[The task]: Please copy the data below word for word, starting at the line that contains "x-tick-label: 20 bbox=[821, 1656, 842, 1679]" and stopping after the line that contains "boundary-marker bbox=[825, 255, 840, 274]".

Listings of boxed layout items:
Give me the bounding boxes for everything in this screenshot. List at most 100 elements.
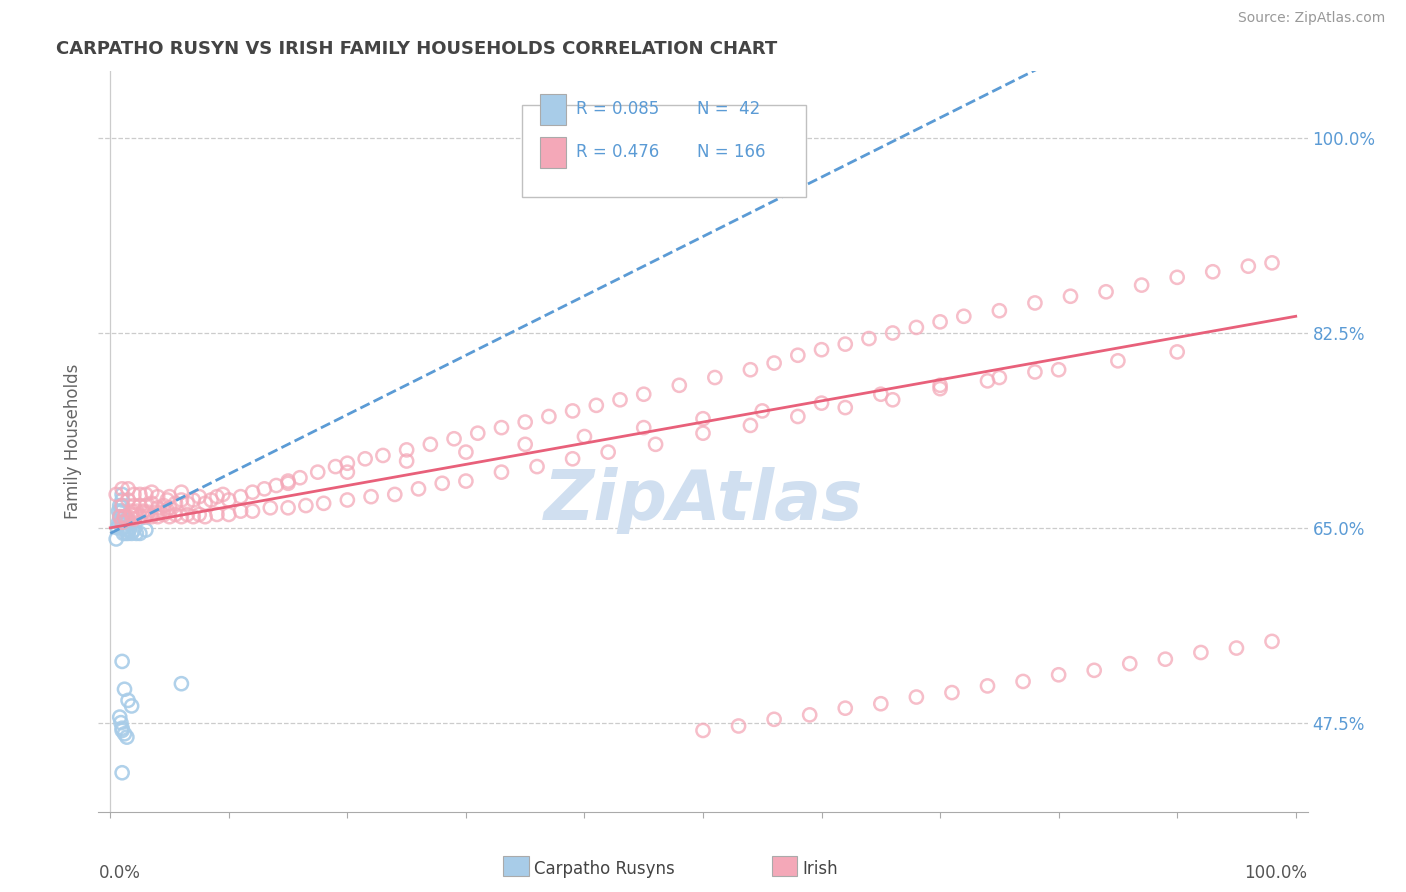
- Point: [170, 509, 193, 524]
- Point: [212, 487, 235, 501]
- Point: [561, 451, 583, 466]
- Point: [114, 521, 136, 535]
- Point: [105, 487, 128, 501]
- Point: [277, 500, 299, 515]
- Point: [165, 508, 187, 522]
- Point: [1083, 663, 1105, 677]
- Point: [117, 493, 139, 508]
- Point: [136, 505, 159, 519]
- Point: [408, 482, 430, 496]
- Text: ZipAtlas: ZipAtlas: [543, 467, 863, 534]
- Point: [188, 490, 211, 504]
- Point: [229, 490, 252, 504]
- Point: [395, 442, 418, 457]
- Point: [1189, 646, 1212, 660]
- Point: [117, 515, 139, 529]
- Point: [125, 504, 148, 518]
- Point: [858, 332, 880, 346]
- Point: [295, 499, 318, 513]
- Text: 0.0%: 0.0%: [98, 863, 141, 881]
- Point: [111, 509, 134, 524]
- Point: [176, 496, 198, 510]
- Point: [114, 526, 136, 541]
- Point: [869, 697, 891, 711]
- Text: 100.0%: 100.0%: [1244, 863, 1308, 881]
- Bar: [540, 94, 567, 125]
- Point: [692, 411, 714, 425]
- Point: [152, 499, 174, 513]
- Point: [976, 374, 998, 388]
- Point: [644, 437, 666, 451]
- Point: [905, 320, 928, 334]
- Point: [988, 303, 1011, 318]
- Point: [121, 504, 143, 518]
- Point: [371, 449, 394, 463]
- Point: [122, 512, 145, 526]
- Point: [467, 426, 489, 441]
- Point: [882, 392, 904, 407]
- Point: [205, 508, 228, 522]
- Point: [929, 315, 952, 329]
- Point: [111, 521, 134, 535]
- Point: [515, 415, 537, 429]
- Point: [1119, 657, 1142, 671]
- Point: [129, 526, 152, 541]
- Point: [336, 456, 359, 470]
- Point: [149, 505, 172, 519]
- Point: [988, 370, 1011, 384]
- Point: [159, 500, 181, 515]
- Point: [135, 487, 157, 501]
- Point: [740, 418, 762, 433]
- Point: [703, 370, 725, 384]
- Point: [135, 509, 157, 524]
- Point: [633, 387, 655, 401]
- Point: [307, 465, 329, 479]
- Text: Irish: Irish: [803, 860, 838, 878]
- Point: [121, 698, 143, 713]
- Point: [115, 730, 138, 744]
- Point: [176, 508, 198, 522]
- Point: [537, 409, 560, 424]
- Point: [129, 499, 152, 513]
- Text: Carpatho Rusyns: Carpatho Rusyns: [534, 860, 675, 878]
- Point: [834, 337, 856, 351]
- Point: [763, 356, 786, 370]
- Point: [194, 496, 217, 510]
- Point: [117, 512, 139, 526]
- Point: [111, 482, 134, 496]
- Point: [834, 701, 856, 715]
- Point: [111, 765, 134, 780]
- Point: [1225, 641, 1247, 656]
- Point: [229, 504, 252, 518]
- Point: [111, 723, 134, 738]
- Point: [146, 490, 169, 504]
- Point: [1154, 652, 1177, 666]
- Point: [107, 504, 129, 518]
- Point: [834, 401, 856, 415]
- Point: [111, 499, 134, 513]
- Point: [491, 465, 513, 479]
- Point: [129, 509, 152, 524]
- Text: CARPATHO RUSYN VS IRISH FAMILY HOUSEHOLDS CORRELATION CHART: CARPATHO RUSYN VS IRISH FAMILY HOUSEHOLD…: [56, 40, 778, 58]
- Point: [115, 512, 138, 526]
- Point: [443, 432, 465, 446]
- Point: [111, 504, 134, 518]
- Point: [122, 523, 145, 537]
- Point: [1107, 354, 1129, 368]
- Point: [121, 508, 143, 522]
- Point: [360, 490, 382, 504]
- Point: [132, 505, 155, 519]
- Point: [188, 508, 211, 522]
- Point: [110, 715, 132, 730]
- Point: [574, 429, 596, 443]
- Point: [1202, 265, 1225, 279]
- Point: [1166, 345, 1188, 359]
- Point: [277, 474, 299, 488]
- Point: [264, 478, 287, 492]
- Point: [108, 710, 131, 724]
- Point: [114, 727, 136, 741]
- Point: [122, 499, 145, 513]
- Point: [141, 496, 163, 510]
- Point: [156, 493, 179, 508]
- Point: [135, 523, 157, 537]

* * *

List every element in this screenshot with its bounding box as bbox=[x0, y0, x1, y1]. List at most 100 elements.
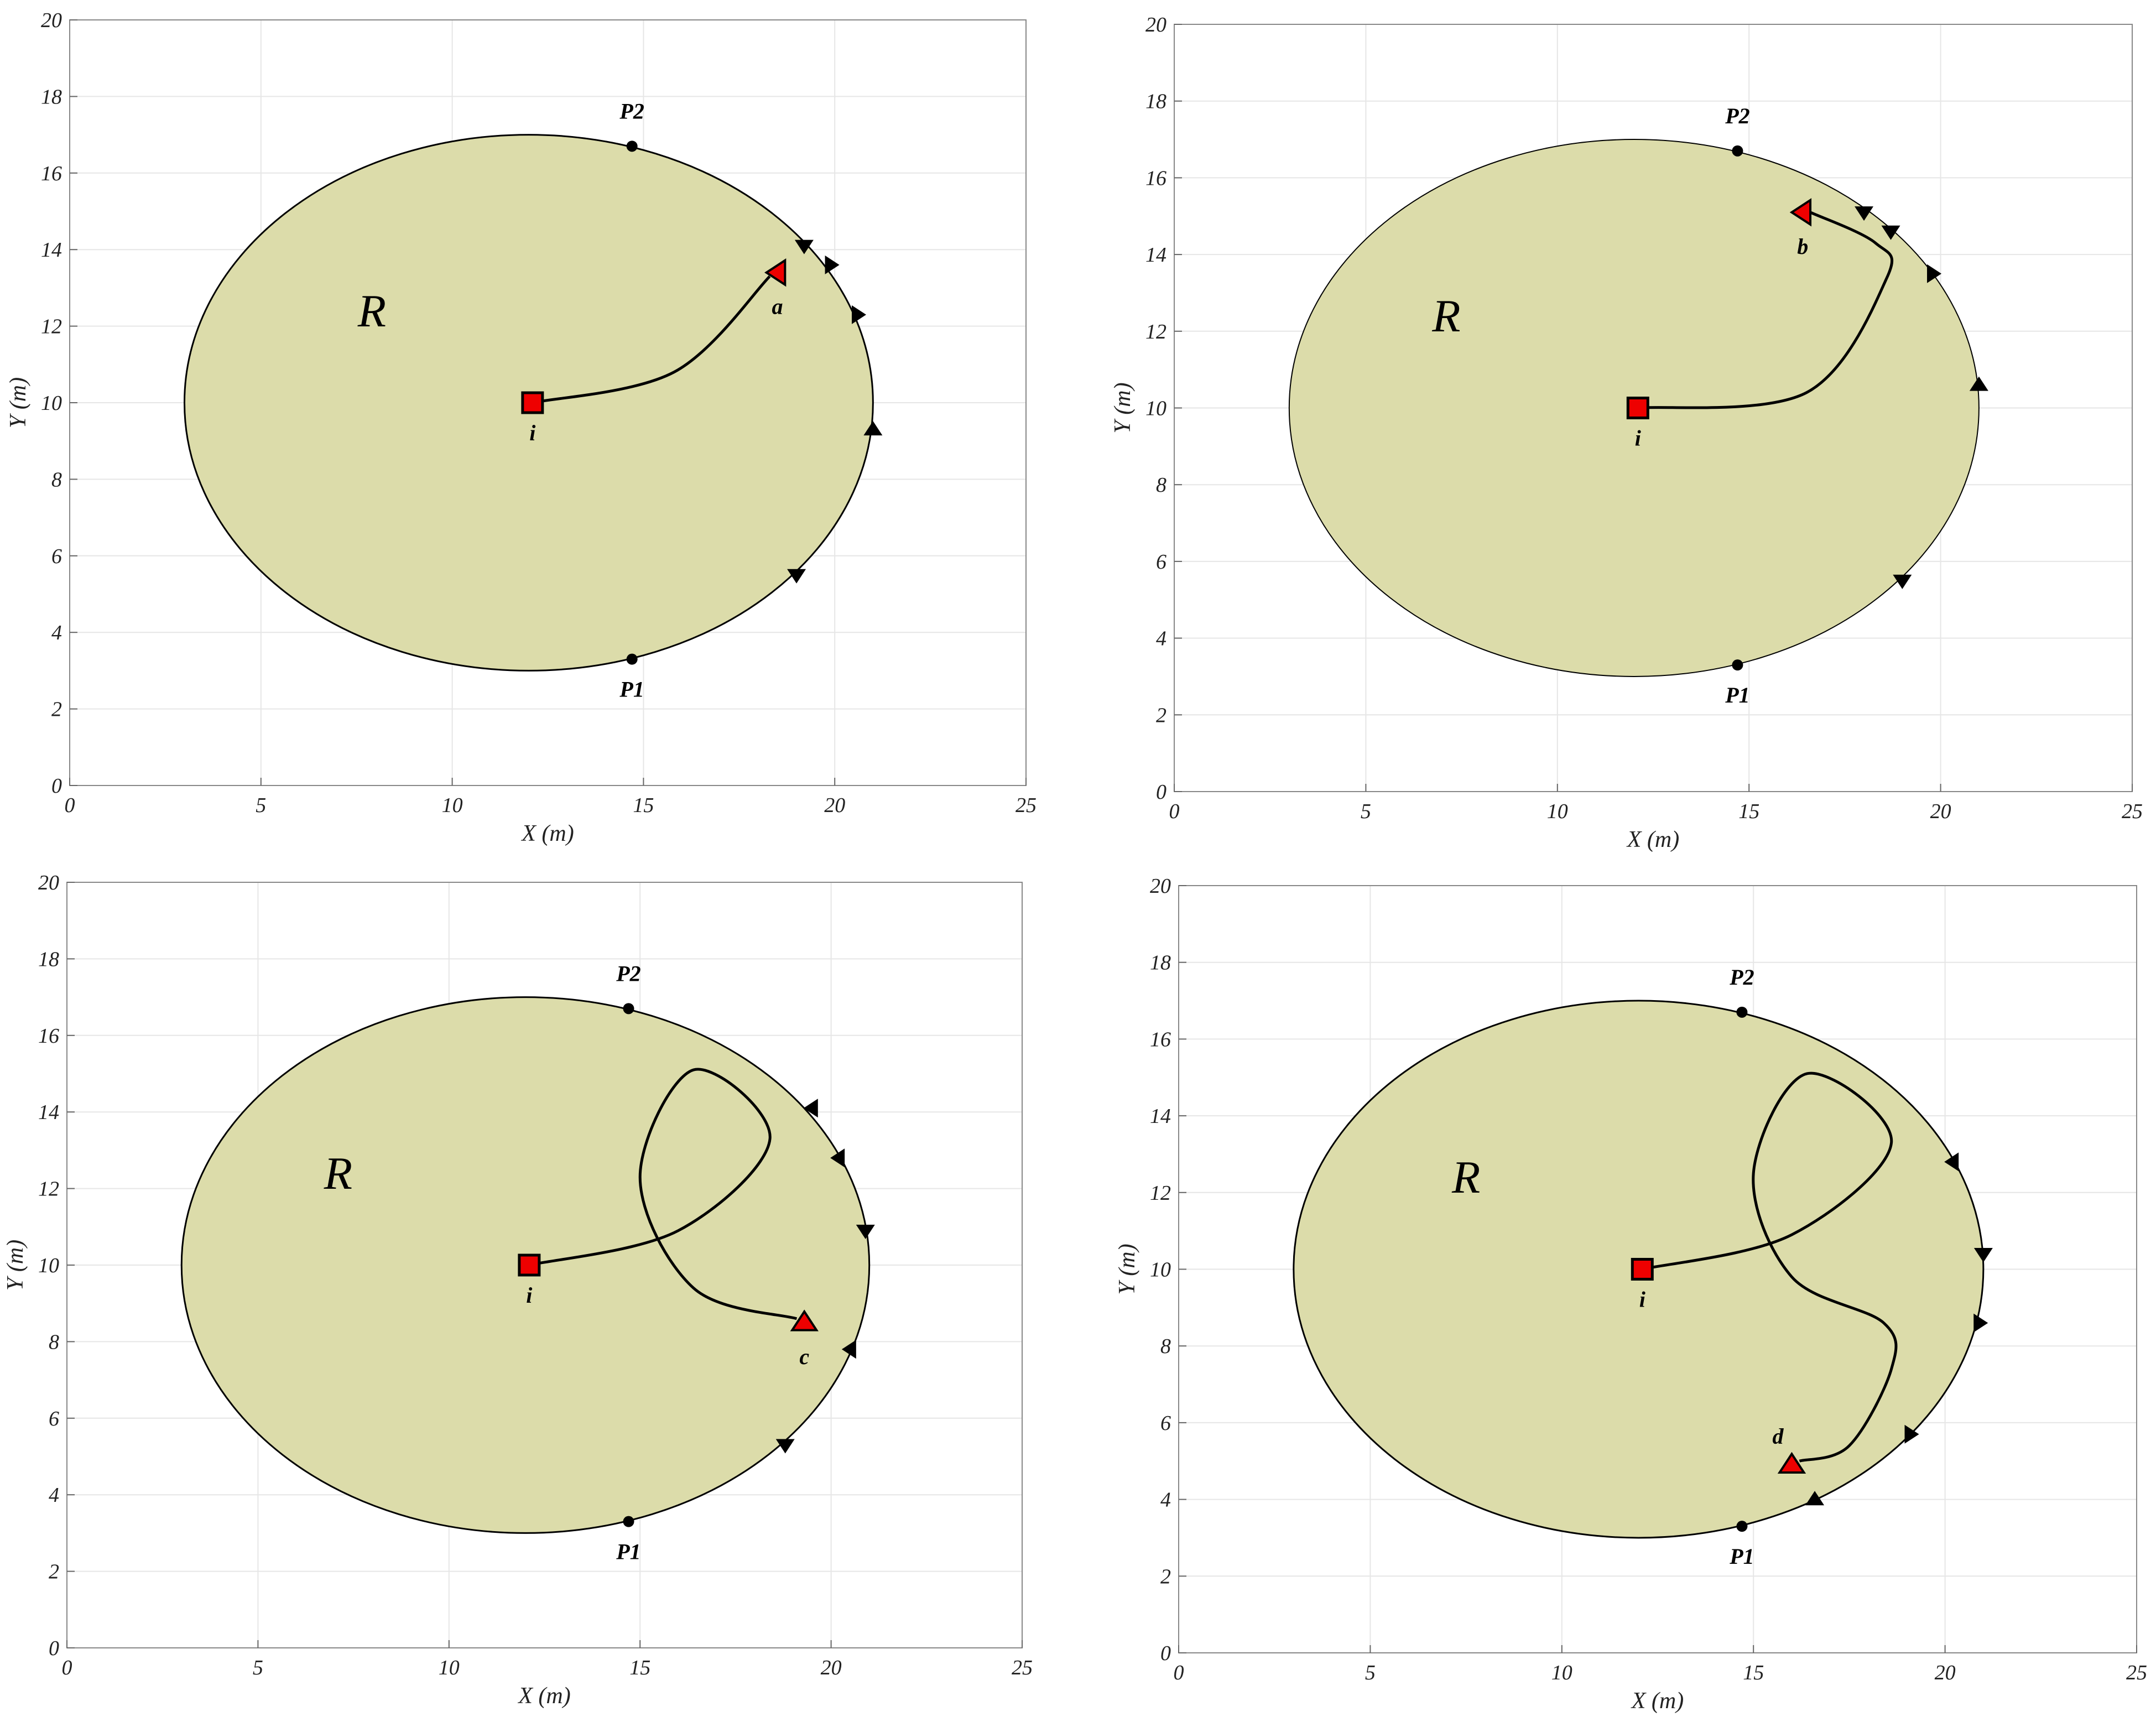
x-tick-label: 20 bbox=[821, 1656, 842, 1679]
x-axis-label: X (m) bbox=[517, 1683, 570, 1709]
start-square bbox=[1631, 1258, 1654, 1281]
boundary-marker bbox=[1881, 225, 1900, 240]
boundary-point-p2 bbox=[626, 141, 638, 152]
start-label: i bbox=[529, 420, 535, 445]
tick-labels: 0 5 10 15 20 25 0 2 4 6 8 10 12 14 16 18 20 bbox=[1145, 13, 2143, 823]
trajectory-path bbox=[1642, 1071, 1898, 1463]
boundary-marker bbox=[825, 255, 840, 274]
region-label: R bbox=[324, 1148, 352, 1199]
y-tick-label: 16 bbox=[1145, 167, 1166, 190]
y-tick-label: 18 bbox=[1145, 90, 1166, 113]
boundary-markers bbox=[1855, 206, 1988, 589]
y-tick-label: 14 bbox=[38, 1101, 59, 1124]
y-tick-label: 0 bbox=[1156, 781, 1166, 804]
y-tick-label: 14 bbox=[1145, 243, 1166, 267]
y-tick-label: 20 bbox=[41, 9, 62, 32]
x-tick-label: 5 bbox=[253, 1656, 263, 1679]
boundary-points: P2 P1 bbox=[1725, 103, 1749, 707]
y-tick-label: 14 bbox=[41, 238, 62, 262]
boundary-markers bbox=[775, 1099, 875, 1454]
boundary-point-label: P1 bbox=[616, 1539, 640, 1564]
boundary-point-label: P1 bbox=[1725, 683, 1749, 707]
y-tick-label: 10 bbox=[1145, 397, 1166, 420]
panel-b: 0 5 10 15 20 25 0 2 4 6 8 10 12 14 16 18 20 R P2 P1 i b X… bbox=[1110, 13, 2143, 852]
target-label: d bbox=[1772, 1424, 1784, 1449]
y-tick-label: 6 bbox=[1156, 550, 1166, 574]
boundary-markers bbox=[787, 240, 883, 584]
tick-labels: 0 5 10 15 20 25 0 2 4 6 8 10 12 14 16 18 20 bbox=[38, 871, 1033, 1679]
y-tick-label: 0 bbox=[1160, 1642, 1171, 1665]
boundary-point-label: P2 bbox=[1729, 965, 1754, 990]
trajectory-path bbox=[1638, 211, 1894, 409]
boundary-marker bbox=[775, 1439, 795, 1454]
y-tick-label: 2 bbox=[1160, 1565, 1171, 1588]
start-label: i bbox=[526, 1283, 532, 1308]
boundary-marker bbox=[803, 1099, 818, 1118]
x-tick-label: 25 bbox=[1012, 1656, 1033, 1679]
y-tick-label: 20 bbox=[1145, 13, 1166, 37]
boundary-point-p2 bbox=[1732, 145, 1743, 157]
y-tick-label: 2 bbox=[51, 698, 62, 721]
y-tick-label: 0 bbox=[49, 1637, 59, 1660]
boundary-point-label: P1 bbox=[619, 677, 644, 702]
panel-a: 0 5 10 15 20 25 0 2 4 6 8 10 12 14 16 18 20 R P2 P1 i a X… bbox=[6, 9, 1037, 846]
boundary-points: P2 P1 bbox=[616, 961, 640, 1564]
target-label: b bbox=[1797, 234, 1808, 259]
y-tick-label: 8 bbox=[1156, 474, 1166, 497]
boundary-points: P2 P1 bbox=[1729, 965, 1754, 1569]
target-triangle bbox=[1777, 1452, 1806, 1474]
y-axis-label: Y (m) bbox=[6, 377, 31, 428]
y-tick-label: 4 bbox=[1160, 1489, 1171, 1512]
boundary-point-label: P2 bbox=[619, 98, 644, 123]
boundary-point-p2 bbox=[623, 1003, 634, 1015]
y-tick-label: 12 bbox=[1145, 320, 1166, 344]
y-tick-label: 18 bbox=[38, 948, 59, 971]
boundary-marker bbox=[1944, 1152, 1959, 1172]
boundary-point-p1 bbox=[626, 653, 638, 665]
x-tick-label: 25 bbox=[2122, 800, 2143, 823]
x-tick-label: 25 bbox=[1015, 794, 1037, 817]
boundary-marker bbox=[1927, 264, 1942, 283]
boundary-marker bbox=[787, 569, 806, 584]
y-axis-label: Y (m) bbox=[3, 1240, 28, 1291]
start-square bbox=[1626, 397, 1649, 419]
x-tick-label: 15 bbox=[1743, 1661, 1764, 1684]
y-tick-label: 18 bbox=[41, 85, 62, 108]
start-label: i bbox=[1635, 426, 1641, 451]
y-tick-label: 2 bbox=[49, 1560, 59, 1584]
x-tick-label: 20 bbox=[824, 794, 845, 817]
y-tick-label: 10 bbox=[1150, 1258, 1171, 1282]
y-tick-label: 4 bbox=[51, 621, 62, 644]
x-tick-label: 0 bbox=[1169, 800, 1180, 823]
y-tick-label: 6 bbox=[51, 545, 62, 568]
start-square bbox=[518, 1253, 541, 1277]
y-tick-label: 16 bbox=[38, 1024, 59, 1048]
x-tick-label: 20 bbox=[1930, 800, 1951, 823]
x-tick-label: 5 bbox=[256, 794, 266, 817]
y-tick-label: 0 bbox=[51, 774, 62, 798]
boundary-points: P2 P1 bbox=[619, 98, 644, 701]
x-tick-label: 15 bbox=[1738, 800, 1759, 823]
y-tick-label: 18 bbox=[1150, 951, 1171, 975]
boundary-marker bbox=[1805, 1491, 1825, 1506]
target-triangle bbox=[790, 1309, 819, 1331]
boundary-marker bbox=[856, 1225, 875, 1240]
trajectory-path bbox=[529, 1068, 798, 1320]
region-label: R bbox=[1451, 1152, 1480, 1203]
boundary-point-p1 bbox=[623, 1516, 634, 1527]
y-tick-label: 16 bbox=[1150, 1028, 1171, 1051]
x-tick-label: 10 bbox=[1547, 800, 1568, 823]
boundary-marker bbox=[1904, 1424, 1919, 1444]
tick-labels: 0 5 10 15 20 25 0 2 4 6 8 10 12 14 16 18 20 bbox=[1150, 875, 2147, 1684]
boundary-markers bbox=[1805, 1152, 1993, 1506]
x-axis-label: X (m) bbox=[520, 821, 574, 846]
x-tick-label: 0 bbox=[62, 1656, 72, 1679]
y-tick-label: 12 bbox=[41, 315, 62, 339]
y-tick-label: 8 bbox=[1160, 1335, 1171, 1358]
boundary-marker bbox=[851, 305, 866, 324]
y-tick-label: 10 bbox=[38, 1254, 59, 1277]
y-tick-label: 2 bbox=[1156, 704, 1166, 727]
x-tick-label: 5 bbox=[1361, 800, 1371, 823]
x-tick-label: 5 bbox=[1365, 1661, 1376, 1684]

[In response]:
x-tick-label: 20 bbox=[821, 1656, 842, 1679]
x-axis-label: X (m) bbox=[517, 1683, 570, 1709]
start-square bbox=[1631, 1258, 1654, 1281]
boundary-marker bbox=[1881, 225, 1900, 240]
boundary-point-p2 bbox=[626, 141, 638, 152]
start-label: i bbox=[529, 420, 535, 445]
tick-labels: 0 5 10 15 20 25 0 2 4 6 8 10 12 14 16 18 20 bbox=[1145, 13, 2143, 823]
trajectory-path bbox=[1642, 1071, 1898, 1463]
boundary-marker bbox=[825, 255, 840, 274]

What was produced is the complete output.